— WHAT TO DO —
Identify the lines bearing the string "title" and gather them.

--------------------------------------------------

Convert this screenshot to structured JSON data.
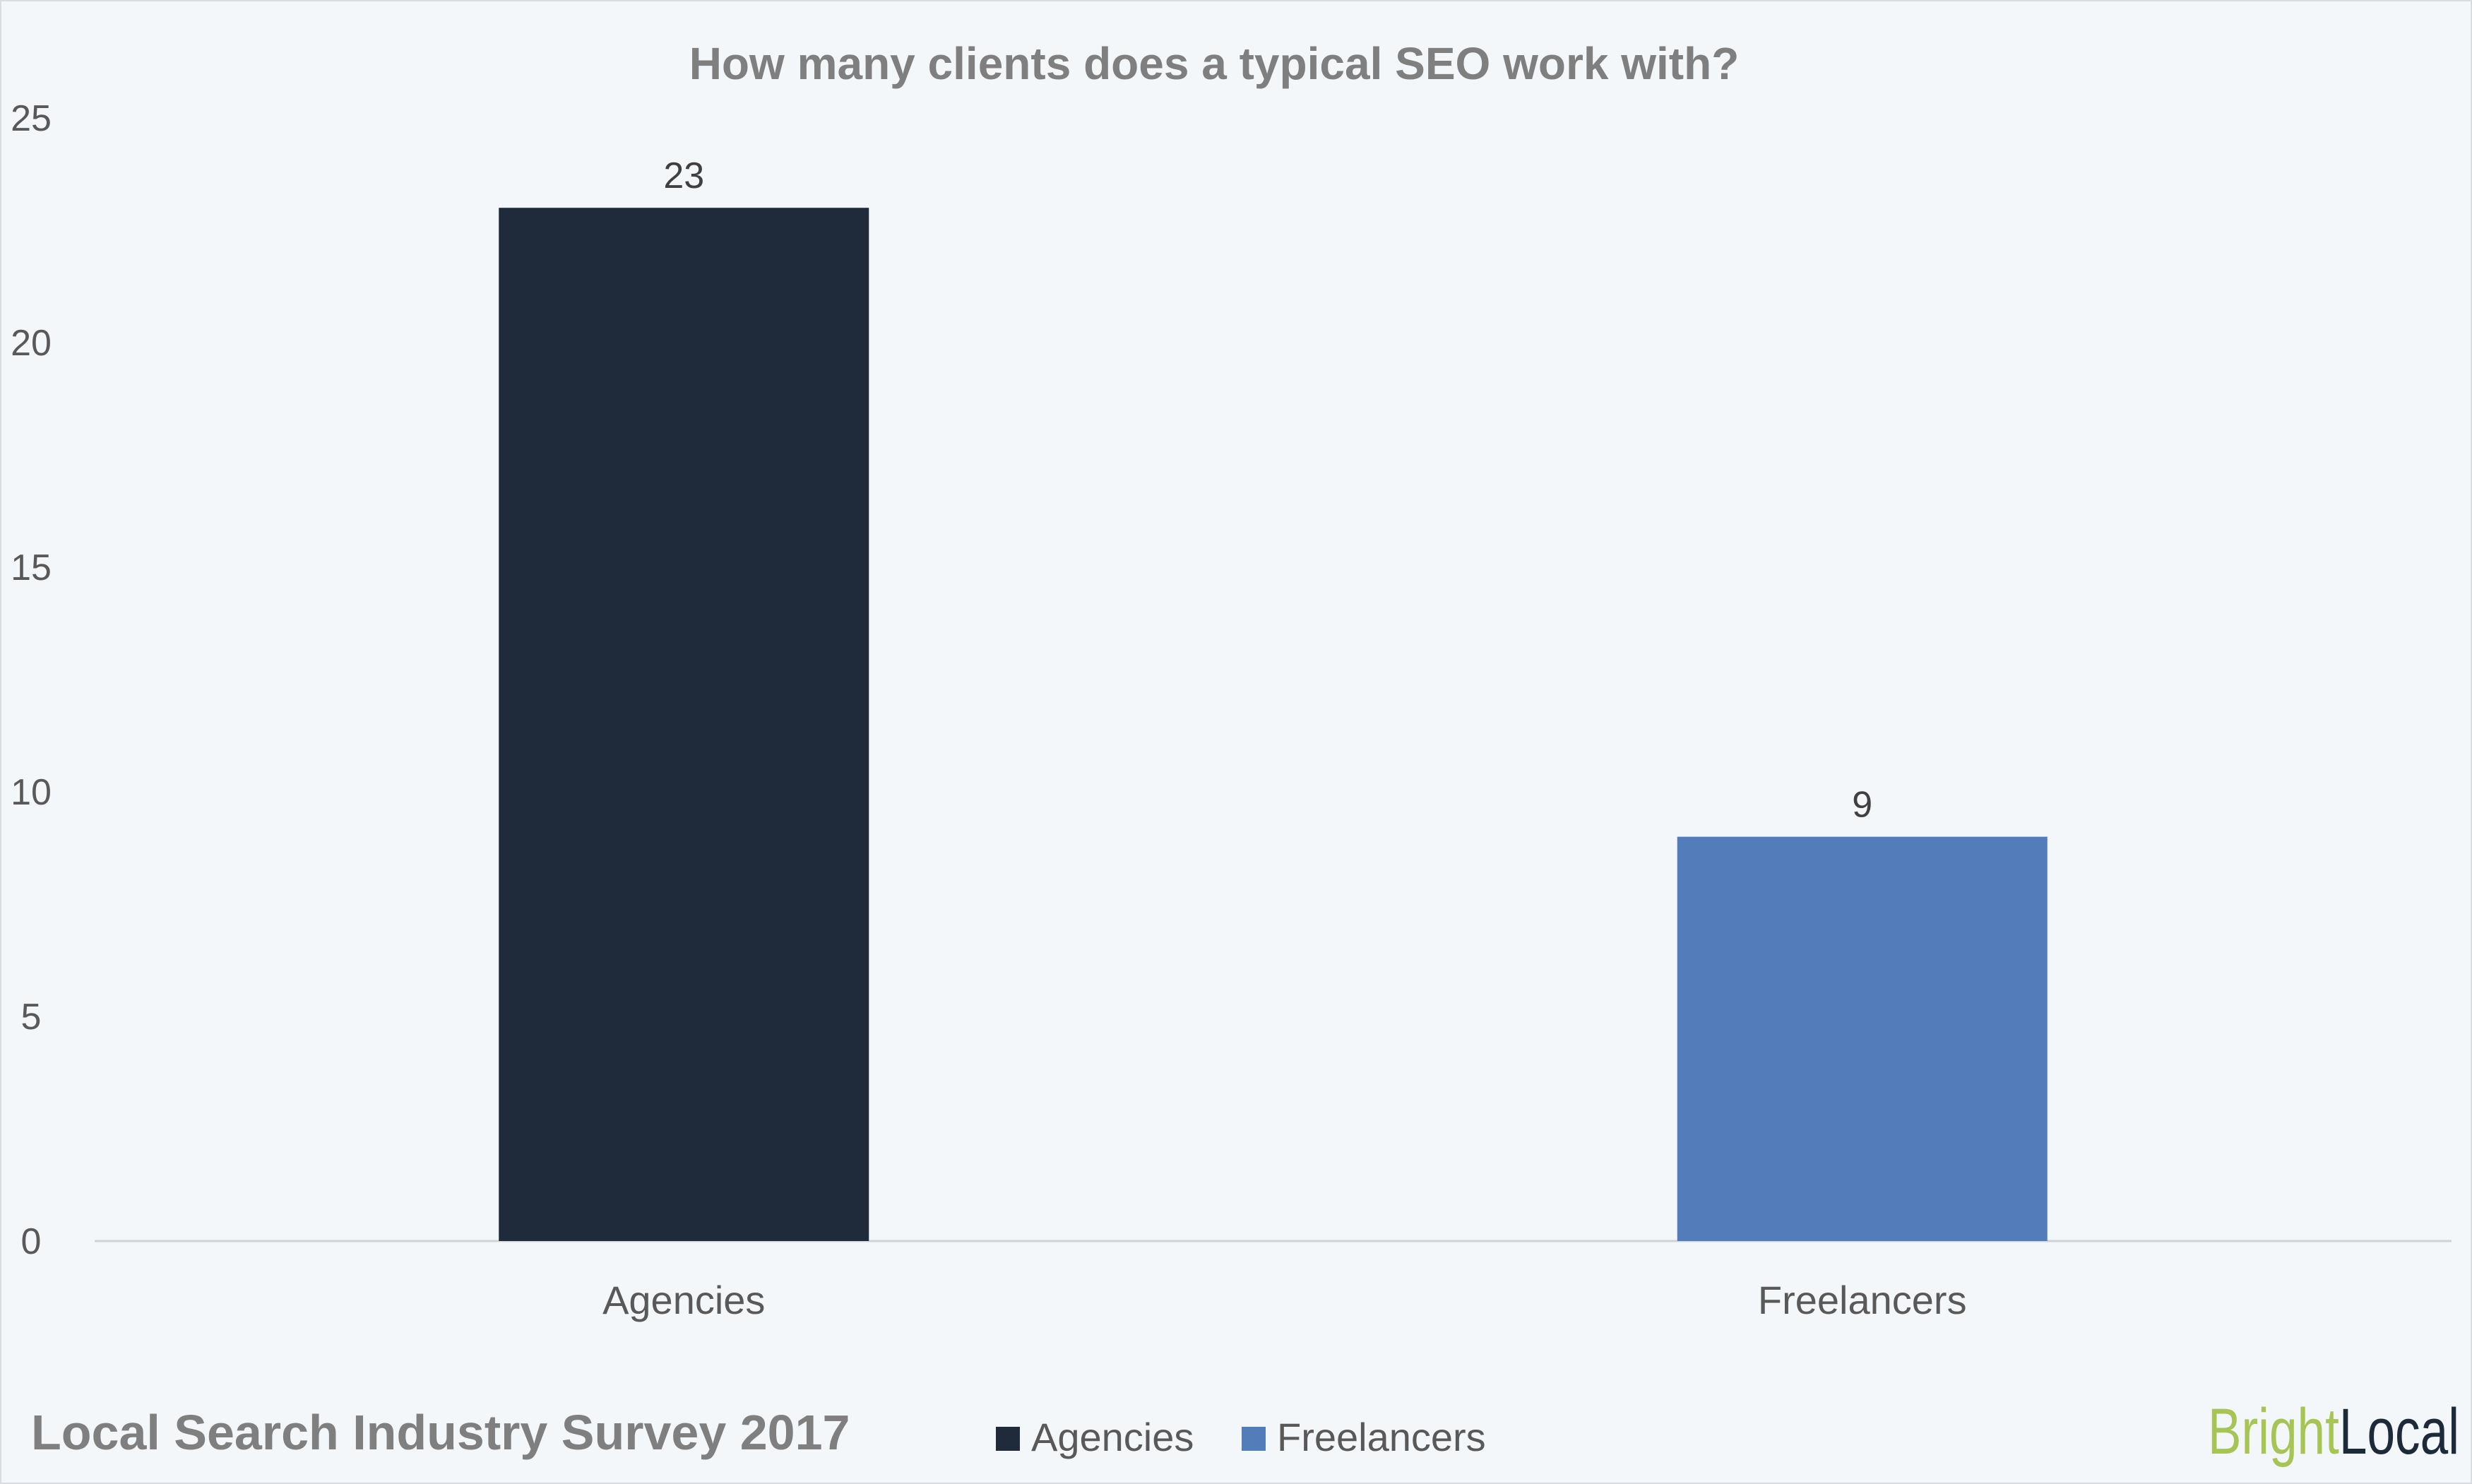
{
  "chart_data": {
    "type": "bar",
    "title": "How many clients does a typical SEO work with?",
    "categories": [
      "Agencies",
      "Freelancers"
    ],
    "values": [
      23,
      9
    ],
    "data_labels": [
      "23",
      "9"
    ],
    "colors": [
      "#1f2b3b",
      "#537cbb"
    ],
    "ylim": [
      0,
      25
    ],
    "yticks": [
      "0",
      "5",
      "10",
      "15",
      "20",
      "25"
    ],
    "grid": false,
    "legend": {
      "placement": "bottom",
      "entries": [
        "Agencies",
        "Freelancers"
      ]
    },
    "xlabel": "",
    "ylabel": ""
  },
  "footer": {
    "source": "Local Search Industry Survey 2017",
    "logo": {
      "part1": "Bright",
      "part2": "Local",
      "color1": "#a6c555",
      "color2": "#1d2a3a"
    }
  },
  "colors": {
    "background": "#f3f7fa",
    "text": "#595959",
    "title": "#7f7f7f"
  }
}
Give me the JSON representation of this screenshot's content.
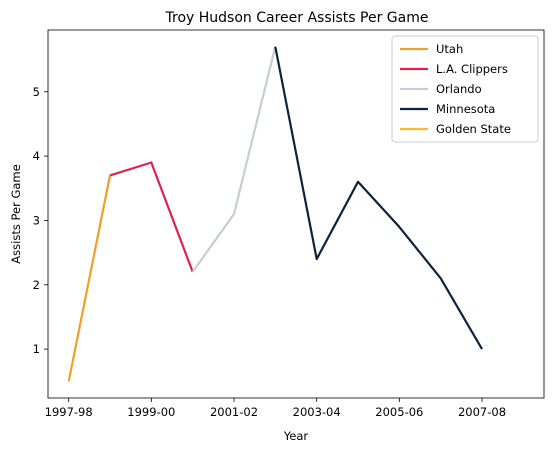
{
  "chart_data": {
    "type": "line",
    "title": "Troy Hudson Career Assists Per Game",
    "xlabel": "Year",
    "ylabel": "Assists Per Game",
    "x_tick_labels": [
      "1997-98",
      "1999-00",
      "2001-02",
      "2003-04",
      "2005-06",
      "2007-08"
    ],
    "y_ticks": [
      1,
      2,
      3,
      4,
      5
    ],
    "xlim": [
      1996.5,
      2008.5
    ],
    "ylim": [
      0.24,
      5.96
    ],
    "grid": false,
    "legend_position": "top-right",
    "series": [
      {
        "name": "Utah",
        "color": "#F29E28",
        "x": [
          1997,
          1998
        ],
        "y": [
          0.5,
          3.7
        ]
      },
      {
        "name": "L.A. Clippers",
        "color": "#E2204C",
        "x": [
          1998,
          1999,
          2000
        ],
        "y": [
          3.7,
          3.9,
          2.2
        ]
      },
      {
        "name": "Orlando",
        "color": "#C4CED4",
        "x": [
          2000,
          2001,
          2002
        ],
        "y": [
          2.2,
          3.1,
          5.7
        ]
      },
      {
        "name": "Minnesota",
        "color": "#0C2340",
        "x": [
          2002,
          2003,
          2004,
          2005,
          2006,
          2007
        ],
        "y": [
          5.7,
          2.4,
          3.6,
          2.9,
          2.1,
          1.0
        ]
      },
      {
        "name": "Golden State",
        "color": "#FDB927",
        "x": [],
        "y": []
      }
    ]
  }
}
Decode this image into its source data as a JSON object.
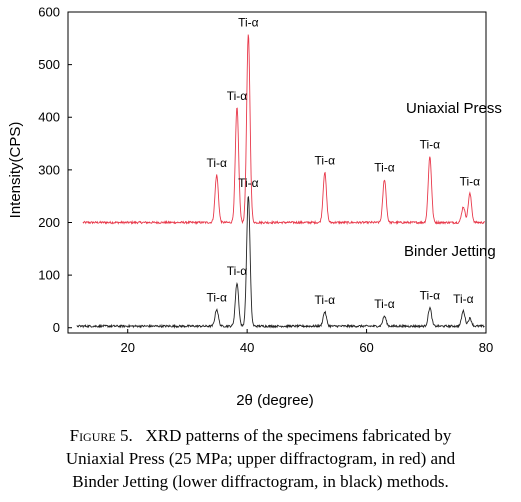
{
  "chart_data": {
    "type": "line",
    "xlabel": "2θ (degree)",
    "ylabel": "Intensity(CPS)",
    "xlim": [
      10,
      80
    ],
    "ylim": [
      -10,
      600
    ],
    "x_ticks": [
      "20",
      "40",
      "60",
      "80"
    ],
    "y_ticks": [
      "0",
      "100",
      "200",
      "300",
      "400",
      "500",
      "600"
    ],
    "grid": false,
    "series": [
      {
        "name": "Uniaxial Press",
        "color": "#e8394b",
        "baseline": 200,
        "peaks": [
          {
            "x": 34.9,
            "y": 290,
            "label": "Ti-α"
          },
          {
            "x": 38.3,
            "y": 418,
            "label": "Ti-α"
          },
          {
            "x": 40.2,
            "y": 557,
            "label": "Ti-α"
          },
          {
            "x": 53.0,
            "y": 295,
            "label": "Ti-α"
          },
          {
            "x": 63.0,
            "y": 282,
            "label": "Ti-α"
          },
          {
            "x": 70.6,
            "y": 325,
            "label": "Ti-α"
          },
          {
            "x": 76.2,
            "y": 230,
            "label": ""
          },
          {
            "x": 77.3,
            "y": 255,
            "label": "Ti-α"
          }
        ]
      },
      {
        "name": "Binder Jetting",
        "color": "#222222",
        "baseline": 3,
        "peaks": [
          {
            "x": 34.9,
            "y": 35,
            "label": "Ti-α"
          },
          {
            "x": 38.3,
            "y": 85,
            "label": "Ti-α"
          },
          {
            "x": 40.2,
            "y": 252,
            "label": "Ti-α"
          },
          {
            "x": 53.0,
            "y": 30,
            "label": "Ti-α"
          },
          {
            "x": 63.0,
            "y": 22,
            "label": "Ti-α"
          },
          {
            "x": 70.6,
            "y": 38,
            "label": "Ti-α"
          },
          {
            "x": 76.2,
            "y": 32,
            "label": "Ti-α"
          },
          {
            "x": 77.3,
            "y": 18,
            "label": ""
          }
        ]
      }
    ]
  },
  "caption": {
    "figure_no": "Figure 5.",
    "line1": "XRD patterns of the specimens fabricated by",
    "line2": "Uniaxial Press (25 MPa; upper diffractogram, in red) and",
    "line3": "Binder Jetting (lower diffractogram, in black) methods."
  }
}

--------------------------------------------------

— WRITTEN RESPONSE —
    "title": "How many clients does a typical SEO work with?",
    "title": "#7f7f7f"
    "title": "Troy Hudson Career Assists Per Game",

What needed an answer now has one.